Description of the task: Tell how many lines carry the word "Cela"; the reply is the number and nothing else.
:: Raw records
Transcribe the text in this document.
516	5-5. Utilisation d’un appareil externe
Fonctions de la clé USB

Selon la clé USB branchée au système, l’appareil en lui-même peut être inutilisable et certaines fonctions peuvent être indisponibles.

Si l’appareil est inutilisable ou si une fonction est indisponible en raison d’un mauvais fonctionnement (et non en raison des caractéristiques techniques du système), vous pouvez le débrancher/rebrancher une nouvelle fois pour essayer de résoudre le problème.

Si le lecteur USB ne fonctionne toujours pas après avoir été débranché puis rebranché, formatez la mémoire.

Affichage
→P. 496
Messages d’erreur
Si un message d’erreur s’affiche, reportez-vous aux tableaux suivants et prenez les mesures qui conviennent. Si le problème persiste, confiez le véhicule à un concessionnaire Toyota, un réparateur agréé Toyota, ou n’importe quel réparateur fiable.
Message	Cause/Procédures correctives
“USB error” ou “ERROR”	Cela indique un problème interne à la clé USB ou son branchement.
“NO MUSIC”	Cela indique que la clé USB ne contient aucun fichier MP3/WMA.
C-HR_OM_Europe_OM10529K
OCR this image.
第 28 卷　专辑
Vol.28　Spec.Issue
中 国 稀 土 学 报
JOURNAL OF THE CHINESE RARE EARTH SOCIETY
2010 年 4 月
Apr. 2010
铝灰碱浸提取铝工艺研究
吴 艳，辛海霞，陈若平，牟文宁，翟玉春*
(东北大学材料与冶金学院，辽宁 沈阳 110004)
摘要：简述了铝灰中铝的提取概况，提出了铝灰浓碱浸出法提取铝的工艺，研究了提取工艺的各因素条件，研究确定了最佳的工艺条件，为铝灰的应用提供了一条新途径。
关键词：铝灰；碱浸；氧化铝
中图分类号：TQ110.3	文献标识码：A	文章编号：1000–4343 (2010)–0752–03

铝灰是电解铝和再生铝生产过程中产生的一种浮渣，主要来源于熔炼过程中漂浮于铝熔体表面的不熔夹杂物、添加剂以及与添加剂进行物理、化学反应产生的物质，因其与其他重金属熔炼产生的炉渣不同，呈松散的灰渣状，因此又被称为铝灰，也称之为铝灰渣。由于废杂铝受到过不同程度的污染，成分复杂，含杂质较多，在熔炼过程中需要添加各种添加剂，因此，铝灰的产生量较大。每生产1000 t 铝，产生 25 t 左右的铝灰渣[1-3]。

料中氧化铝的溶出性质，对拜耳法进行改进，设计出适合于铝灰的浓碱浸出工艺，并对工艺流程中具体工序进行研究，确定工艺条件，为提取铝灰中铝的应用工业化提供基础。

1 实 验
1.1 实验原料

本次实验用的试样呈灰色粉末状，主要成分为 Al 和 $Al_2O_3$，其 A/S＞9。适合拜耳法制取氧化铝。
::::
Full response: 2